## What is being asked
Look through the listing for the word "screenshot". Copy each line that has it.
** start **
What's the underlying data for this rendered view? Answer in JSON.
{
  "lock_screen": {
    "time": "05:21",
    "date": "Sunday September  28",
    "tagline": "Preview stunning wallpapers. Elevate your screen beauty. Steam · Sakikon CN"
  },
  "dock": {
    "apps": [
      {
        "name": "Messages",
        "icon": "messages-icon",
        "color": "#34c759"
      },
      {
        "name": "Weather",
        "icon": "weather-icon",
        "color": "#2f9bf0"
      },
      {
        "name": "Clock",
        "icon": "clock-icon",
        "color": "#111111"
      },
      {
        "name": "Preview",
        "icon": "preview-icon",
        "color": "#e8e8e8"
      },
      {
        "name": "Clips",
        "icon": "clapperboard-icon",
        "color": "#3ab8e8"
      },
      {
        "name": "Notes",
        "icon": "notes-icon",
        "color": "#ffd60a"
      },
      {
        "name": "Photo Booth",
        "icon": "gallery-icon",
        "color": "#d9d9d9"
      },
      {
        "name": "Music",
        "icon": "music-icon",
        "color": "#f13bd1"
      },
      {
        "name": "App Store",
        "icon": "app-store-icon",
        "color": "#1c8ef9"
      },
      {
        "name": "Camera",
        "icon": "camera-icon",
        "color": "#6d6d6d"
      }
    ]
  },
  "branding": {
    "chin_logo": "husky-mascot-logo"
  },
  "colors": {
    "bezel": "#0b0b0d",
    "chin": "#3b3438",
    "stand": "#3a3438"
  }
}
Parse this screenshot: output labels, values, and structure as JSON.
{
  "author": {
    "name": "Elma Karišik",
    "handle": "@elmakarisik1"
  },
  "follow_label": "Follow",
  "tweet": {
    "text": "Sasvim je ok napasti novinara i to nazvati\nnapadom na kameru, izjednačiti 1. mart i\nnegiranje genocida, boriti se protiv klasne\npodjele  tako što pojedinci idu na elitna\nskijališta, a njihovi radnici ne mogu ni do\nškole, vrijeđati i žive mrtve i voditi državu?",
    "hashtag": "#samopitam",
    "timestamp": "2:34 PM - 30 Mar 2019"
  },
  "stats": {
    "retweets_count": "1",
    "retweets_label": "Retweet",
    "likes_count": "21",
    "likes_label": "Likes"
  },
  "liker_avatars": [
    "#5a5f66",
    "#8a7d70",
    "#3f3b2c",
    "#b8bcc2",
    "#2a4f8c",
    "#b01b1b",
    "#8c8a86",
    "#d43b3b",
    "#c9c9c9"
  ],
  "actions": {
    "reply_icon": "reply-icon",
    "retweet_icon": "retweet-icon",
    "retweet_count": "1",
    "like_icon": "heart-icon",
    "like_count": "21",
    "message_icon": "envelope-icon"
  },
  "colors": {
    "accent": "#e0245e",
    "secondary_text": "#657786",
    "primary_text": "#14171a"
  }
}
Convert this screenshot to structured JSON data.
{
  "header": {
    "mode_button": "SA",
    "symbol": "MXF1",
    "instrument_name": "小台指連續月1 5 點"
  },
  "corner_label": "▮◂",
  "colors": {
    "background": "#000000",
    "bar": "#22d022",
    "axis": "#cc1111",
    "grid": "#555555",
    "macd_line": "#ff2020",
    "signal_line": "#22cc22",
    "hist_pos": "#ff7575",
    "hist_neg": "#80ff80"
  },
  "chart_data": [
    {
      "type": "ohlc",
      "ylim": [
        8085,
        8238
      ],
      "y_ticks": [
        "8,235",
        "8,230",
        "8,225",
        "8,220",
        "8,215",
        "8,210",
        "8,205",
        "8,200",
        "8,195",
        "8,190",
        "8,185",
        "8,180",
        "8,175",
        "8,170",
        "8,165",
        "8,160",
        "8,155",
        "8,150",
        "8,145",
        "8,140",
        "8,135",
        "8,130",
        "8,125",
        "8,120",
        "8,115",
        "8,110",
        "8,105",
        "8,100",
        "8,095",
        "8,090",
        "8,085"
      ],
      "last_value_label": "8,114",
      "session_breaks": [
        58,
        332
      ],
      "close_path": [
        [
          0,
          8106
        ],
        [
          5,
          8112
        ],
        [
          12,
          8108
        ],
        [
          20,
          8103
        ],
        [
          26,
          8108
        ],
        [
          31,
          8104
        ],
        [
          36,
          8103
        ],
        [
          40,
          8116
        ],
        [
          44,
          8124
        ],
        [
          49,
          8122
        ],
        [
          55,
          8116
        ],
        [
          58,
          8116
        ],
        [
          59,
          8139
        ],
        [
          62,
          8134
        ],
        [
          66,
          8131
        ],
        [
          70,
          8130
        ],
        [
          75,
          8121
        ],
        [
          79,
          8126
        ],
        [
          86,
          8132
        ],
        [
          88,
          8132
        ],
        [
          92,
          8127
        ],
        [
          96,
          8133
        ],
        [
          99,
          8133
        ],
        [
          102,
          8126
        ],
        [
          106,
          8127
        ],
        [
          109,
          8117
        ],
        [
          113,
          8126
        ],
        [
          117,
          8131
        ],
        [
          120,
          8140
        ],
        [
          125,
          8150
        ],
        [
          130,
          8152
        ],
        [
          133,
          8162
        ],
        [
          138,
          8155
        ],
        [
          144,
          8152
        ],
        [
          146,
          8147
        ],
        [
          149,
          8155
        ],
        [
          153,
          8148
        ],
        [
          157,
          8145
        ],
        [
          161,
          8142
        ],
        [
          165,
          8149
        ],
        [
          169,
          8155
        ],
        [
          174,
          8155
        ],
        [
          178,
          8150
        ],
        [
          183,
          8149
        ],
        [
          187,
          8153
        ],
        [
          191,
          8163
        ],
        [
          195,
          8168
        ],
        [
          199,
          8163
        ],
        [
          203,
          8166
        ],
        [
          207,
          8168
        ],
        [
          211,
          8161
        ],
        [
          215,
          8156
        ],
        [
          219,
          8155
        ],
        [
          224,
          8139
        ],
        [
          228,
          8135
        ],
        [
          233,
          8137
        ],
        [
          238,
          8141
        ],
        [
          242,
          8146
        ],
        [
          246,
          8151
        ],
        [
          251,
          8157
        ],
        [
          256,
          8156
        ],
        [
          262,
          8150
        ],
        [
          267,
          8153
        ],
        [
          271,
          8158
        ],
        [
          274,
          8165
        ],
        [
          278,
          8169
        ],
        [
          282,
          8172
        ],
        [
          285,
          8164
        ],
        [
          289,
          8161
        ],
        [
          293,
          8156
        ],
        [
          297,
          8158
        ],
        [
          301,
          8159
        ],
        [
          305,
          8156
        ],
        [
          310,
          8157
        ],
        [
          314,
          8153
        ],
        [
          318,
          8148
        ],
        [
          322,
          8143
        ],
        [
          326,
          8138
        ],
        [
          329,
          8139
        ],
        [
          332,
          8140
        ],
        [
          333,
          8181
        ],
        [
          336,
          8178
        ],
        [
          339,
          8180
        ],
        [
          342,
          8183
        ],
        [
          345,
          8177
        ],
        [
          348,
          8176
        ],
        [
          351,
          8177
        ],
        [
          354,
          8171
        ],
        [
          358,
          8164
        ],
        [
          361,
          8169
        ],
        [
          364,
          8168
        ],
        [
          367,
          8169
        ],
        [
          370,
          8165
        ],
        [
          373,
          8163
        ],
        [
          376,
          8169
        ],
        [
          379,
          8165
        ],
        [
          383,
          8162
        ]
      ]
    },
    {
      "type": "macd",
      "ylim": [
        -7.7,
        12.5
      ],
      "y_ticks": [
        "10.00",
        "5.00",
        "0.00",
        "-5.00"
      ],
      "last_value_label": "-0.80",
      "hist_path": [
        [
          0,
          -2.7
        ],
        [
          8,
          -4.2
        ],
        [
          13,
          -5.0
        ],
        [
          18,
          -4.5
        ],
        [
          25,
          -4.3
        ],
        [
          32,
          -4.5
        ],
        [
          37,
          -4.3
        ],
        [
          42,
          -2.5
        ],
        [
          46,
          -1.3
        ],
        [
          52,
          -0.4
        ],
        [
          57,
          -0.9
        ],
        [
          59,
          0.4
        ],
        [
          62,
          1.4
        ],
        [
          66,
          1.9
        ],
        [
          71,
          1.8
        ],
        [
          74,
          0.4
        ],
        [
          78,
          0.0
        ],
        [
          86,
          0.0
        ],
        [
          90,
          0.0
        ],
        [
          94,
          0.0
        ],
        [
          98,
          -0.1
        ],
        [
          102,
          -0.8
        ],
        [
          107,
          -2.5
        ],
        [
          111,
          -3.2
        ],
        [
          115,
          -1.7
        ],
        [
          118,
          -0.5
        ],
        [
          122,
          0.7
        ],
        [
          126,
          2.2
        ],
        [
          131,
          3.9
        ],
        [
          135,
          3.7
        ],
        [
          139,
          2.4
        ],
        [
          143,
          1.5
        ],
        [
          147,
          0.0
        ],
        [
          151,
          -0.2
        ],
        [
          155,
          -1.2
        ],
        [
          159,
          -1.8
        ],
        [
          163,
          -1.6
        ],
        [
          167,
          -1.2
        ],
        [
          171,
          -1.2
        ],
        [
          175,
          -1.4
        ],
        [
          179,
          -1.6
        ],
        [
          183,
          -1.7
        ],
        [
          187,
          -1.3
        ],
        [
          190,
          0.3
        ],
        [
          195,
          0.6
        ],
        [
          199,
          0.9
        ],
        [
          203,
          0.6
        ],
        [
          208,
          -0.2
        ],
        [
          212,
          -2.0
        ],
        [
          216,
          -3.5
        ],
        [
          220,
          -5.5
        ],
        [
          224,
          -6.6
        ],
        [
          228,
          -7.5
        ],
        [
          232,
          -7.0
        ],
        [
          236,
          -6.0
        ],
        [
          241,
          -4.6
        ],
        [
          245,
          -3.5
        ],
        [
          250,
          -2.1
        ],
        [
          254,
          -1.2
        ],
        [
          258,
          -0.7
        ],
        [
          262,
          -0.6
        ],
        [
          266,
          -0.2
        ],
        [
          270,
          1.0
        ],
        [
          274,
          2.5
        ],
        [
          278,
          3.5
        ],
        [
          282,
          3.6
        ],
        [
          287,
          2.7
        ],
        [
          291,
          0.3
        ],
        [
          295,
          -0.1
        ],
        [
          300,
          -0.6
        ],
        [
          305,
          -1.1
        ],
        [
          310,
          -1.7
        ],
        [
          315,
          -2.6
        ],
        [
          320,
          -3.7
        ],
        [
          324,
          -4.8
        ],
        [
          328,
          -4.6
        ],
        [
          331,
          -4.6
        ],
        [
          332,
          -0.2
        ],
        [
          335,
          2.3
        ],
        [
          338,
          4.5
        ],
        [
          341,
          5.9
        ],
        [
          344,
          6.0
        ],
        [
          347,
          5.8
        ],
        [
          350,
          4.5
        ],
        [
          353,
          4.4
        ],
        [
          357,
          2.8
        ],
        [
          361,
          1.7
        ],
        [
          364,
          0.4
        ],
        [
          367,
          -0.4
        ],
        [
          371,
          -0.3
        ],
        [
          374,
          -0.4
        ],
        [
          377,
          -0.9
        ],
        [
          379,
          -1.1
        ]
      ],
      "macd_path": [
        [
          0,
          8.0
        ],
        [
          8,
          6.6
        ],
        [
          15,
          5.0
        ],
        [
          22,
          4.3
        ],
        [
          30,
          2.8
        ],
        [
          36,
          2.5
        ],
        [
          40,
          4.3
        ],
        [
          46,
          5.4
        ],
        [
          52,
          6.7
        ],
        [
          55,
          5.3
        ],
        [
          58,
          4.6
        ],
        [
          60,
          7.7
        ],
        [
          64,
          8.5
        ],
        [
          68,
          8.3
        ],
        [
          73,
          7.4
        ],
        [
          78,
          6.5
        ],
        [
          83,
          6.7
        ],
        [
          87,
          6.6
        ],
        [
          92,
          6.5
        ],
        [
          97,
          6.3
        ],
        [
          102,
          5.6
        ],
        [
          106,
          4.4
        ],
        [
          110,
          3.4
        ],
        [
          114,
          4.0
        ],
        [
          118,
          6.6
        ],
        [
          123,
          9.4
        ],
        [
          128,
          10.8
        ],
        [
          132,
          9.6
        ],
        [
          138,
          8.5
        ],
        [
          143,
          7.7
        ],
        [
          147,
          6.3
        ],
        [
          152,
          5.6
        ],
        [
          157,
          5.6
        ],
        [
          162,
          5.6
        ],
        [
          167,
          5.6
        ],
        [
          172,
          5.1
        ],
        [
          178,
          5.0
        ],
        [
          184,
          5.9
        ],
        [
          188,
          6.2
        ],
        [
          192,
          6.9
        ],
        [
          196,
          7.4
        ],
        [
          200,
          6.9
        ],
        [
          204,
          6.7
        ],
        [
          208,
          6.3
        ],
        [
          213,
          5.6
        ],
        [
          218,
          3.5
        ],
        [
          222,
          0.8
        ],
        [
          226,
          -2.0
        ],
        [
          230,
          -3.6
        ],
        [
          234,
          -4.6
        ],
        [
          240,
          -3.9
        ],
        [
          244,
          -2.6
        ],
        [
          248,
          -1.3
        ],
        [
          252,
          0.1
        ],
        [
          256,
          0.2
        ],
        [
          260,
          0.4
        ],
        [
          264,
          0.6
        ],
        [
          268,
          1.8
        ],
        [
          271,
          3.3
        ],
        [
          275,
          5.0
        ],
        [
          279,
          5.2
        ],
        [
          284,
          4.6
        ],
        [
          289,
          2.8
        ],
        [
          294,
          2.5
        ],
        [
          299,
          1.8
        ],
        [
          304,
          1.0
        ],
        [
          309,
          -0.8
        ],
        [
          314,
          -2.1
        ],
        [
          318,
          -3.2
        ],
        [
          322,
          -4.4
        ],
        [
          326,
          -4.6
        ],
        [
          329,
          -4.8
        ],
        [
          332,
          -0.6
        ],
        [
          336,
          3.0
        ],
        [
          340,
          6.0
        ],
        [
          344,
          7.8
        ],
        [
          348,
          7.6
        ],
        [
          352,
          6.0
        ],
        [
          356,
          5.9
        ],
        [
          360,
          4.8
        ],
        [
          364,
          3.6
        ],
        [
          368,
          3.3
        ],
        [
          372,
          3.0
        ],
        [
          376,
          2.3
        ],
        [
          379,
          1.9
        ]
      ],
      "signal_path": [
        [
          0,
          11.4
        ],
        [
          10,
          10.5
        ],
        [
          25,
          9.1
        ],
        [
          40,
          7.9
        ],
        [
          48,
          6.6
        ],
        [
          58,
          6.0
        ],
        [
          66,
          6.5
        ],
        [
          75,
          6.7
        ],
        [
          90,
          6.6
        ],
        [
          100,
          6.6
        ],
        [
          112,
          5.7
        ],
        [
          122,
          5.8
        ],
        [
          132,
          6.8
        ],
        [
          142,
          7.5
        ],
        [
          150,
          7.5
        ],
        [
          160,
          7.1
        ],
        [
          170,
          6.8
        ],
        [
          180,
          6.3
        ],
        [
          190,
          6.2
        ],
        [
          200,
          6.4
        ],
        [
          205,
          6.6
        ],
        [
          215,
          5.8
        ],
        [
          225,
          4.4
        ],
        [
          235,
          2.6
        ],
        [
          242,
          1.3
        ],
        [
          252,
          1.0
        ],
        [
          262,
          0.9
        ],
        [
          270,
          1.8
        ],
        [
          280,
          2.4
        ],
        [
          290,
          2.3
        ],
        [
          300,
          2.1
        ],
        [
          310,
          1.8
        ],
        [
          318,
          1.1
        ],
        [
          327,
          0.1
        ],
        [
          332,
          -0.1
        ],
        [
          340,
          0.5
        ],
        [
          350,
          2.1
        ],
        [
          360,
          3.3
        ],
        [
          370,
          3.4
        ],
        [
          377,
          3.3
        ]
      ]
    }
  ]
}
** end **
## Output of the task
Parse this screenshot: output labels, values, and structure as JSON.
Convert this screenshot to structured JSON data.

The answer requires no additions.